▶ _OBJECTIVE_: Scan the records for the word "Pencen". Copy each line that includes it.

▶ _DATASET RECORDS_:

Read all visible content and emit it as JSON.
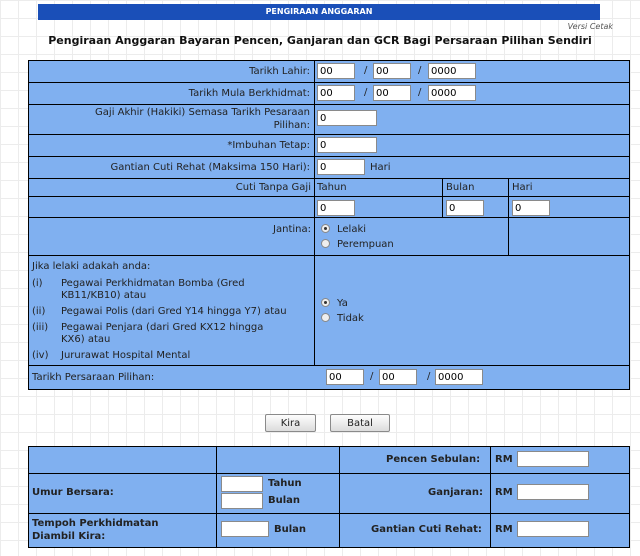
{
  "header": {
    "bar_title": "PENGIRAAN ANGGARAN",
    "print_link": "Versi Cetak",
    "page_title": "Pengiraan Anggaran Bayaran Pencen, Ganjaran dan GCR Bagi Persaraan Pilihan Sendiri"
  },
  "form": {
    "dob": {
      "label": "Tarikh Lahir:",
      "day": "00",
      "month": "00",
      "year": "0000"
    },
    "start_date": {
      "label": "Tarikh Mula Berkhidmat:",
      "day": "00",
      "month": "00",
      "year": "0000"
    },
    "last_salary": {
      "label_line1": "Gaji Akhir (Hakiki) Semasa Tarikh Pesaraan",
      "label_line2": "Pilihan:",
      "value": "0"
    },
    "allowance": {
      "label": "*Imbuhan Tetap:",
      "value": "0"
    },
    "leave_replacement": {
      "label": "Gantian Cuti Rehat (Maksima 150 Hari):",
      "value": "0",
      "unit": "Hari"
    },
    "unpaid_leave": {
      "label": "Cuti Tanpa Gaji",
      "col_years": "Tahun",
      "col_months": "Bulan",
      "col_days": "Hari",
      "years": "0",
      "months": "0",
      "days": "0"
    },
    "gender": {
      "label": "Jantina:",
      "options": [
        "Lelaki",
        "Perempuan"
      ],
      "selected": "Lelaki"
    },
    "special_service": {
      "question": "Jika lelaki adakah anda:",
      "items": [
        {
          "num": "(i)",
          "line1": "Pegawai Perkhidmatan Bomba (Gred",
          "line2": "KB11/KB10) atau"
        },
        {
          "num": "(ii)",
          "line1": "Pegawai Polis (dari Gred Y14 hingga Y7) atau",
          "line2": ""
        },
        {
          "num": "(iii)",
          "line1": "Pegawai Penjara (dari Gred KX12 hingga",
          "line2": "KX6) atau"
        },
        {
          "num": "(iv)",
          "line1": "Jururawat Hospital Mental",
          "line2": ""
        }
      ],
      "options": [
        "Ya",
        "Tidak"
      ],
      "selected": "Ya"
    },
    "retirement_date": {
      "label": "Tarikh Persaraan Pilihan:",
      "day": "00",
      "month": "00",
      "year": "0000"
    },
    "sep": "/"
  },
  "actions": {
    "calculate": "Kira",
    "cancel": "Batal"
  },
  "results": {
    "monthly_pension": "Pencen Sebulan:",
    "age": "Umur Bersara:",
    "age_years_unit": "Tahun",
    "age_months_unit": "Bulan",
    "gratuity": "Ganjaran:",
    "service_label_line1": "Tempoh Perkhidmatan",
    "service_label_line2": "Diambil Kira:",
    "service_unit": "Bulan",
    "leave_cash": "Gantian Cuti Rehat:",
    "currency": "RM"
  },
  "colors": {
    "bar": "#1a4fb8",
    "cell": "#80b0f0",
    "border": "#000000"
  }
}
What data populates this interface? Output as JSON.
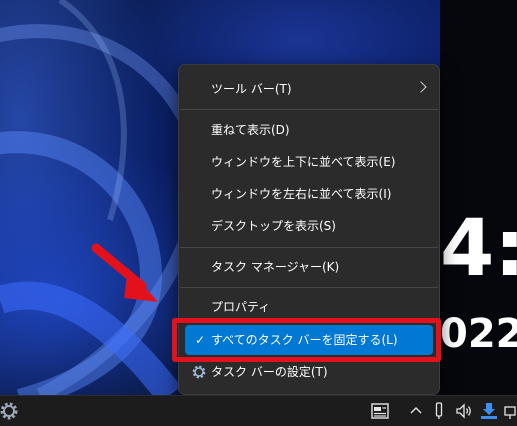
{
  "context_menu": {
    "items": [
      {
        "label": "ツール バー(T)",
        "has_submenu": true
      },
      {
        "label": "重ねて表示(D)"
      },
      {
        "label": "ウィンドウを上下に並べて表示(E)"
      },
      {
        "label": "ウィンドウを左右に並べて表示(I)"
      },
      {
        "label": "デスクトップを表示(S)"
      },
      {
        "label": "タスク マネージャー(K)"
      },
      {
        "label": "プロパティ"
      },
      {
        "label": "すべてのタスク バーを固定する(L)",
        "checked": true,
        "check_glyph": "✓",
        "highlighted": true
      },
      {
        "label": "タスク バーの設定(T)",
        "icon": "gear-icon"
      }
    ]
  },
  "desktop_clock": {
    "time_partial": "4:",
    "date_partial": "022/"
  },
  "taskbar": {
    "left_icon": "gear-icon",
    "tray_icons": [
      "widgets-icon",
      "chevron-up-icon",
      "pen-icon",
      "speaker-icon",
      "download-icon",
      "network-icon"
    ]
  },
  "colors": {
    "menu_bg": "#2b2b2b",
    "selected_bg": "#0078d4",
    "highlight_red": "#e3111c",
    "taskbar_bg": "#1c1c1c"
  }
}
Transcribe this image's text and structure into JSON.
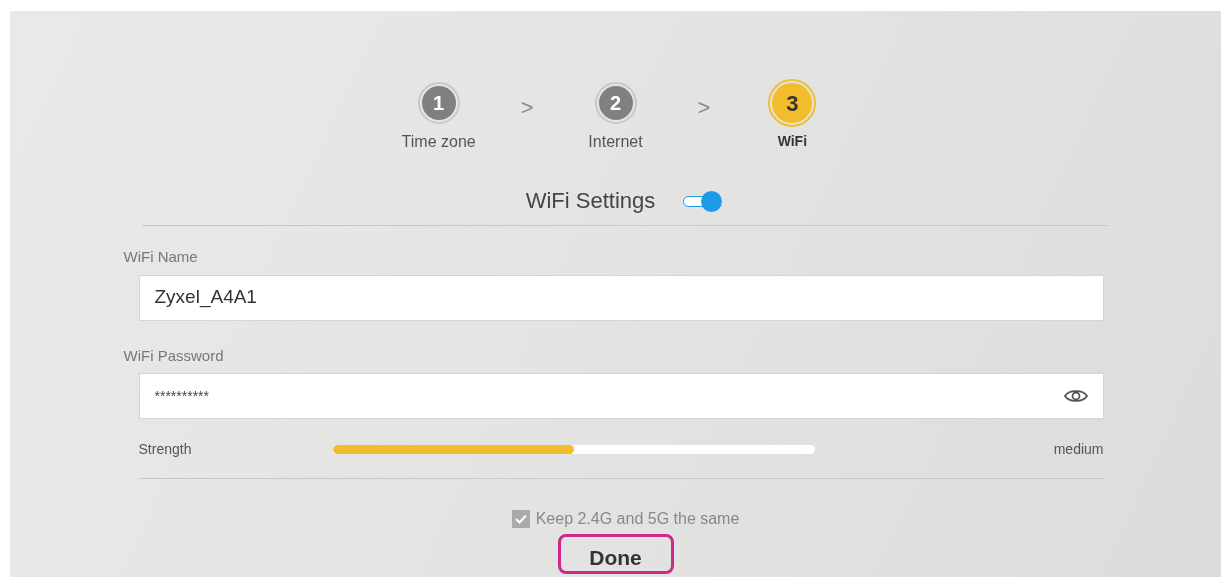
{
  "steps": [
    {
      "number": "1",
      "label": "Time zone",
      "selected": false
    },
    {
      "separator": ">"
    },
    {
      "number": "2",
      "label": "Internet",
      "selected": false
    },
    {
      "separator": ">"
    },
    {
      "number": "3",
      "label": "WiFi",
      "selected": true
    }
  ],
  "section": {
    "title": "WiFi Settings",
    "on": true
  },
  "wifi_name": {
    "label": "WiFi Name",
    "value": "Zyxel_A4A1"
  },
  "wifi_password": {
    "label": "WiFi Password",
    "value": "**********"
  },
  "strength": {
    "label": "Strength",
    "level": 0.5,
    "reading": "medium"
  },
  "keep_same": {
    "label": "Keep 2.4G and 5G the same",
    "checked": true
  },
  "done_button": {
    "label": "Done"
  }
}
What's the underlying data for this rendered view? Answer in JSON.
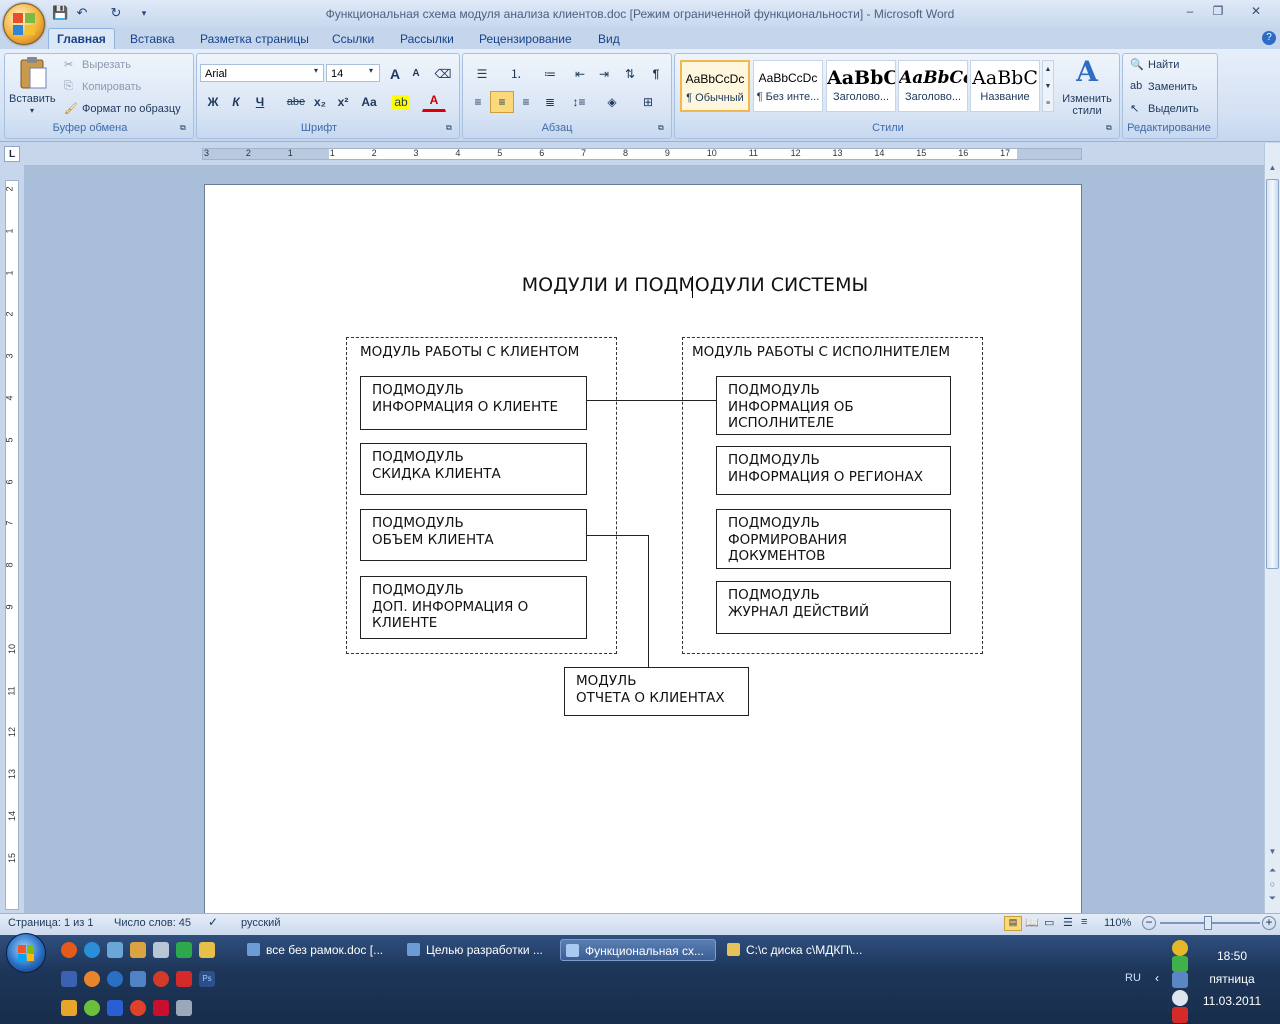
{
  "window": {
    "title": "Функциональная схема модуля анализа клиентов.doc [Режим ограниченной функциональности] - Microsoft Word",
    "controls": [
      "–",
      "❐",
      "✕"
    ]
  },
  "tabs": [
    "Главная",
    "Вставка",
    "Разметка страницы",
    "Ссылки",
    "Рассылки",
    "Рецензирование",
    "Вид"
  ],
  "ribbon": {
    "clipboard": {
      "paste": "Вставить",
      "cut": "Вырезать",
      "copy": "Копировать",
      "format_painter": "Формат по образцу",
      "label": "Буфер обмена"
    },
    "font": {
      "name": "Arial",
      "size": "14",
      "label": "Шрифт",
      "bold": "Ж",
      "italic": "К",
      "underline": "Ч",
      "strike": "abe",
      "sub": "x₂",
      "sup": "x²",
      "case": "Aa",
      "grow": "A",
      "shrink": "A",
      "color_letter": "A"
    },
    "paragraph": {
      "label": "Абзац",
      "pilcrow": "¶"
    },
    "styles": {
      "label": "Стили",
      "items": [
        {
          "preview": "AaBbCcDc",
          "name": "¶ Обычный"
        },
        {
          "preview": "AaBbCcDc",
          "name": "¶ Без инте..."
        },
        {
          "preview": "AaBbC",
          "name": "Заголово..."
        },
        {
          "preview": "AaBbCc",
          "name": "Заголово..."
        },
        {
          "preview": "AaBbC",
          "name": "Название"
        }
      ],
      "change_styles": "Изменить стили"
    },
    "editing": {
      "label": "Редактирование",
      "find": "Найти",
      "replace": "Заменить",
      "select": "Выделить"
    }
  },
  "ruler_numbers": [
    "3",
    "2",
    "1",
    "1",
    "2",
    "3",
    "4",
    "5",
    "6",
    "7",
    "8",
    "9",
    "10",
    "11",
    "12",
    "13",
    "14",
    "15",
    "16",
    "17"
  ],
  "vruler_numbers": [
    "2",
    "1",
    "1",
    "2",
    "3",
    "4",
    "5",
    "6",
    "7",
    "8",
    "9",
    "10",
    "11",
    "12",
    "13",
    "14",
    "15"
  ],
  "document": {
    "heading": "МОДУЛИ И ПОДМОДУЛИ СИСТЕМЫ",
    "client_module": {
      "title": "МОДУЛЬ РАБОТЫ С КЛИЕНТОМ",
      "submodules": [
        "ПОДМОДУЛЬ\nИНФОРМАЦИЯ О КЛИЕНТЕ",
        "ПОДМОДУЛЬ\nСКИДКА КЛИЕНТА",
        "ПОДМОДУЛЬ\nОБЪЕМ КЛИЕНТА",
        "ПОДМОДУЛЬ\nДОП. ИНФОРМАЦИЯ О\nКЛИЕНТЕ"
      ]
    },
    "executor_module": {
      "title": "МОДУЛЬ РАБОТЫ С ИСПОЛНИТЕЛЕМ",
      "submodules": [
        "ПОДМОДУЛЬ\nИНФОРМАЦИЯ ОБ\nИСПОЛНИТЕЛЕ",
        "ПОДМОДУЛЬ\nИНФОРМАЦИЯ О РЕГИОНАХ",
        "ПОДМОДУЛЬ\nФОРМИРОВАНИЯ\nДОКУМЕНТОВ",
        "ПОДМОДУЛЬ\nЖУРНАЛ ДЕЙСТВИЙ"
      ]
    },
    "report_module": "МОДУЛЬ\nОТЧЕТА О КЛИЕНТАХ"
  },
  "statusbar": {
    "page": "Страница: 1 из 1",
    "words": "Число слов: 45",
    "language": "русский",
    "zoom": "110%"
  },
  "taskbar": {
    "items": [
      {
        "label": "все без рамок.doc [...",
        "active": false
      },
      {
        "label": "Целью разработки ...",
        "active": false
      },
      {
        "label": "Функциональная сх...",
        "active": true
      },
      {
        "label": "C:\\с диска с\\МДКП\\...",
        "active": false
      }
    ],
    "lang": "RU",
    "time": "18:50",
    "day": "пятница",
    "date": "11.03.2011"
  },
  "colors": {
    "accent": "#15428b",
    "ribbon_bg": "#d3e1f3",
    "taskbar_bg": "#1d3659"
  }
}
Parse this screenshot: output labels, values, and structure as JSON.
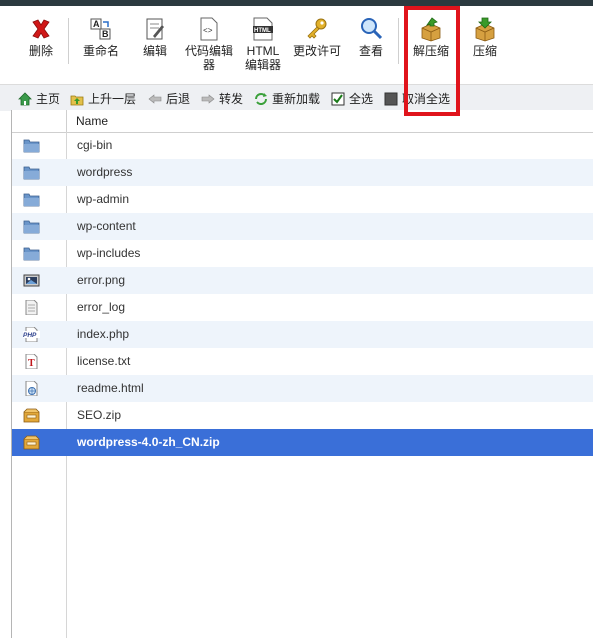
{
  "toolbar": {
    "delete": "删除",
    "rename": "重命名",
    "edit": "编辑",
    "code_editor_1": "代码编辑",
    "code_editor_2": "器",
    "html_editor_1": "HTML",
    "html_editor_2": "编辑器",
    "permissions": "更改许可",
    "view": "查看",
    "extract": "解压缩",
    "compress": "压缩"
  },
  "nav": {
    "home": "主页",
    "up": "上升一层",
    "back": "后退",
    "forward": "转发",
    "reload": "重新加载",
    "select_all": "全选",
    "deselect_all": "取消全选"
  },
  "table": {
    "header_name": "Name",
    "files": [
      {
        "name": "cgi-bin",
        "icon": "folder-icon"
      },
      {
        "name": "wordpress",
        "icon": "folder-icon"
      },
      {
        "name": "wp-admin",
        "icon": "folder-icon"
      },
      {
        "name": "wp-content",
        "icon": "folder-icon"
      },
      {
        "name": "wp-includes",
        "icon": "folder-icon"
      },
      {
        "name": "error.png",
        "icon": "image-file-icon"
      },
      {
        "name": "error_log",
        "icon": "text-file-icon"
      },
      {
        "name": "index.php",
        "icon": "php-file-icon"
      },
      {
        "name": "license.txt",
        "icon": "txt-file-icon"
      },
      {
        "name": "readme.html",
        "icon": "html-file-icon"
      },
      {
        "name": "SEO.zip",
        "icon": "archive-icon"
      },
      {
        "name": "wordpress-4.0-zh_CN.zip",
        "icon": "archive-icon",
        "selected": true
      }
    ]
  },
  "colors": {
    "selected_row": "#3a6fd8",
    "alt_row": "#eef4fb",
    "highlight_box": "#e0141c"
  }
}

▶ _SOLUTION FOR THIS PROBLEM_:
    "page_title": "Pengiraan Anggaran Bayaran Pencen, Ganjaran dan GCR Bagi Persaraan Pilihan Sendiri"
    "monthly_pension": "Pencen Sebulan:",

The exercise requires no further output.